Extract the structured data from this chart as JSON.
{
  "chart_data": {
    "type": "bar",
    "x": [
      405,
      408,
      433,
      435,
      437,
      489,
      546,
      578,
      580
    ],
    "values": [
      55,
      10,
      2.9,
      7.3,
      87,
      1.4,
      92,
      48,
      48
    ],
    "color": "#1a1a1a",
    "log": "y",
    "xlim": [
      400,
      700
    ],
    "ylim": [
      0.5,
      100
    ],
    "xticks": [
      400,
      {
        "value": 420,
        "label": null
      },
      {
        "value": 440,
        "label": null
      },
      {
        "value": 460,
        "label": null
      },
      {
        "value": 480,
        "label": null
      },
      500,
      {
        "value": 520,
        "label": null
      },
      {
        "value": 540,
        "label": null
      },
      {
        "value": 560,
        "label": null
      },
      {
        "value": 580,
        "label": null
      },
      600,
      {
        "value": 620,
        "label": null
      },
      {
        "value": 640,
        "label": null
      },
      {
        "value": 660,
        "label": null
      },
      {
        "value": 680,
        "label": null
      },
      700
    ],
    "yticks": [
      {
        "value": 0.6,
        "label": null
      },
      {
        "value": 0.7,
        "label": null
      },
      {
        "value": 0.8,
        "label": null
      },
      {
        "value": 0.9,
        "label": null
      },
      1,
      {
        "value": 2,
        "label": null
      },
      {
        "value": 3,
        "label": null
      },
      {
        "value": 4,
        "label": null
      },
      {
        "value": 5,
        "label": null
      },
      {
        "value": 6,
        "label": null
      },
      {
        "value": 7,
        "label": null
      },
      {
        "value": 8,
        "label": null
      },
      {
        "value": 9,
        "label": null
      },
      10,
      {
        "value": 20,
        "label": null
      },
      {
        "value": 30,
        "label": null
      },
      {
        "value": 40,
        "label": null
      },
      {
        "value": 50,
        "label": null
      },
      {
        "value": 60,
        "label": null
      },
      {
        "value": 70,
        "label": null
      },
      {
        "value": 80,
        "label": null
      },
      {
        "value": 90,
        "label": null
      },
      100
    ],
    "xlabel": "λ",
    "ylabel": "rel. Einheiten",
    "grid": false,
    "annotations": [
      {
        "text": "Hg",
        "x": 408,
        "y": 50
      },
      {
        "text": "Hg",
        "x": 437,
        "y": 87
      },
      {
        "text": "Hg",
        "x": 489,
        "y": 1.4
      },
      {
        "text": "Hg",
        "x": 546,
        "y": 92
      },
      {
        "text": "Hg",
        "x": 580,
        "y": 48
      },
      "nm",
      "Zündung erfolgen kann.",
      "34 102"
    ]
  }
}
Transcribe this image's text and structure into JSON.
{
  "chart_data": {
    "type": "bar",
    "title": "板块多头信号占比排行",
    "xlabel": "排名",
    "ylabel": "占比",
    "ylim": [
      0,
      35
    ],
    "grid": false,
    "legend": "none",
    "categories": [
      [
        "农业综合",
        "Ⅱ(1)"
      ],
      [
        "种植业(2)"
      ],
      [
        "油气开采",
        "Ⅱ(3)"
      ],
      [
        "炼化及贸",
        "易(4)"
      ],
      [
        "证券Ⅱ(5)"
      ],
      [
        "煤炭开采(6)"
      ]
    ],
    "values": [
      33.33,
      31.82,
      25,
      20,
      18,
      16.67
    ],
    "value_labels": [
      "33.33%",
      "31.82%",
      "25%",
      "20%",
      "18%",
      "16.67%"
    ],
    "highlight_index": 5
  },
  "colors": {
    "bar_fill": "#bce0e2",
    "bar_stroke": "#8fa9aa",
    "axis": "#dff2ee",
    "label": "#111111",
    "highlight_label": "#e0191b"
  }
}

.....

Work to complete »
Print the records above exactly as they appear.

Written reply »
Extract the structured data from this chart as JSON.
{
  "chart_data": {
    "type": "bar",
    "x": [
      405,
      408,
      433,
      435,
      437,
      489,
      546,
      578,
      580
    ],
    "values": [
      55,
      10,
      2.9,
      7.3,
      87,
      1.4,
      92,
      48,
      48
    ],
    "color": "#1a1a1a",
    "log": "y",
    "xlim": [
      400,
      700
    ],
    "ylim": [
      0.5,
      100
    ],
    "xticks": [
      400,
      {
        "value": 420,
        "label": null
      },
      {
        "value": 440,
        "label": null
      },
      {
        "value": 460,
        "label": null
      },
      {
        "value": 480,
        "label": null
      },
      500,
      {
        "value": 520,
        "label": null
      },
      {
        "value": 540,
        "label": null
      },
      {
        "value": 560,
        "label": null
      },
      {
        "value": 580,
        "label": null
      },
      600,
      {
        "value": 620,
        "label": null
      },
      {
        "value": 640,
        "label": null
      },
      {
        "value": 660,
        "label": null
      },
      {
        "value": 680,
        "label": null
      },
      700
    ],
    "yticks": [
      {
        "value": 0.6,
        "label": null
      },
      {
        "value": 0.7,
        "label": null
      },
      {
        "value": 0.8,
        "label": null
      },
      {
        "value": 0.9,
        "label": null
      },
      1,
      {
        "value": 2,
        "label": null
      },
      {
        "value": 3,
        "label": null
      },
      {
        "value": 4,
        "label": null
      },
      {
        "value": 5,
        "label": null
      },
      {
        "value": 6,
        "label": null
      },
      {
        "value": 7,
        "label": null
      },
      {
        "value": 8,
        "label": null
      },
      {
        "value": 9,
        "label": null
      },
      10,
      {
        "value": 20,
        "label": null
      },
      {
        "value": 30,
        "label": null
      },
      {
        "value": 40,
        "label": null
      },
      {
        "value": 50,
        "label": null
      },
      {
        "value": 60,
        "label": null
      },
      {
        "value": 70,
        "label": null
      },
      {
        "value": 80,
        "label": null
      },
      {
        "value": 90,
        "label": null
      },
      100
    ],
    "xlabel": "λ",
    "ylabel": "rel. Einheiten",
    "grid": false,
    "annotations": [
      {
        "text": "Hg",
        "x": 408,
        "y": 50
      },
      {
        "text": "Hg",
        "x": 437,
        "y": 87
      },
      {
        "text": "Hg",
        "x": 489,
        "y": 1.4
      },
      {
        "text": "Hg",
        "x": 546,
        "y": 92
      },
      {
        "text": "Hg",
        "x": 580,
        "y": 48
      },
      "nm",
      "Zündung erfolgen kann.",
      "34 102"
    ]
  }
}
Transcribe this image's text and structure into JSON.
{
  "chart_data": {
    "type": "bar",
    "title": "板块多头信号占比排行",
    "xlabel": "排名",
    "ylabel": "占比",
    "ylim": [
      0,
      35
    ],
    "grid": false,
    "legend": "none",
    "categories": [
      [
        "农业综合",
        "Ⅱ(1)"
      ],
      [
        "种植业(2)"
      ],
      [
        "油气开采",
        "Ⅱ(3)"
      ],
      [
        "炼化及贸",
        "易(4)"
      ],
      [
        "证券Ⅱ(5)"
      ],
      [
        "煤炭开采(6)"
      ]
    ],
    "values": [
      33.33,
      31.82,
      25,
      20,
      18,
      16.67
    ],
    "value_labels": [
      "33.33%",
      "31.82%",
      "25%",
      "20%",
      "18%",
      "16.67%"
    ],
    "highlight_index": 5
  },
  "colors": {
    "bar_fill": "#bce0e2",
    "bar_stroke": "#8fa9aa",
    "axis": "#dff2ee",
    "label": "#111111",
    "highlight_label": "#e0191b"
  }
}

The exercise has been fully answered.